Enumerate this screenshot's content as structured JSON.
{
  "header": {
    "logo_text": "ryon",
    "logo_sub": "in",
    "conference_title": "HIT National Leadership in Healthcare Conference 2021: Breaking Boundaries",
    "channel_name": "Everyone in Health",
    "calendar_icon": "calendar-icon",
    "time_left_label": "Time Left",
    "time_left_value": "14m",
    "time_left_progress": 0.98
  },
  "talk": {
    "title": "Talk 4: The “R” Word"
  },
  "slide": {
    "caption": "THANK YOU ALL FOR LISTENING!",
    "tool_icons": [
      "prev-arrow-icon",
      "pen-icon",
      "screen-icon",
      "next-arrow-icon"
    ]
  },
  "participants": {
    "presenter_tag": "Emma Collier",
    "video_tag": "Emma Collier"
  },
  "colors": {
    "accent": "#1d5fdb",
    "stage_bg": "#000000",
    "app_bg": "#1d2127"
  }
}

#### Task prompt
Extract all the entries word for word.

#### The result
Enumerate this screenshot's content as structured JSON.
{
  "header": {
    "logo_text": "ryon",
    "logo_sub": "in",
    "conference_title": "HIT National Leadership in Healthcare Conference 2021: Breaking Boundaries",
    "channel_name": "Everyone in Health",
    "calendar_icon": "calendar-icon",
    "time_left_label": "Time Left",
    "time_left_value": "14m",
    "time_left_progress": 0.98
  },
  "talk": {
    "title": "Talk 4: The “R” Word"
  },
  "slide": {
    "caption": "THANK YOU ALL FOR LISTENING!",
    "tool_icons": [
      "prev-arrow-icon",
      "pen-icon",
      "screen-icon",
      "next-arrow-icon"
    ]
  },
  "participants": {
    "presenter_tag": "Emma Collier",
    "video_tag": "Emma Collier"
  },
  "colors": {
    "accent": "#1d5fdb",
    "stage_bg": "#000000",
    "app_bg": "#1d2127"
  }
}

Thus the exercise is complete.